TASK: Copy out every line that contains "connection".

-- BEGIN MATERIAL FOR THIS EXERCISE --

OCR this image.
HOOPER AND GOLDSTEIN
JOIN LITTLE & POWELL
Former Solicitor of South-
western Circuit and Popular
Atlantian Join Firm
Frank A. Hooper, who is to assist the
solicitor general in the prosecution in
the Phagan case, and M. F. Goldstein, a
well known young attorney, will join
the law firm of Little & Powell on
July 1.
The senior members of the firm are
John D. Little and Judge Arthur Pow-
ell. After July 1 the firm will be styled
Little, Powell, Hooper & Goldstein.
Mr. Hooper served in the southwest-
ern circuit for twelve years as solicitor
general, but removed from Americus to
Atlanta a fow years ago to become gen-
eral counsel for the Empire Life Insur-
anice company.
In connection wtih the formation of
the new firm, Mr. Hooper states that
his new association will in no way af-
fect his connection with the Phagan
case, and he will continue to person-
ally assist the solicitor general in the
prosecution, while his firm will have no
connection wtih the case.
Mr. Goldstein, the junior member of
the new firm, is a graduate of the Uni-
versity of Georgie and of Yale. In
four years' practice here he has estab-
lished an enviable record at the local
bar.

-- END MATERIAL FOR THIS EXERCISE --

COMPLETED TASK:
In connection wtih the formation of
fect his connection with the Phagan
connection wtih the case.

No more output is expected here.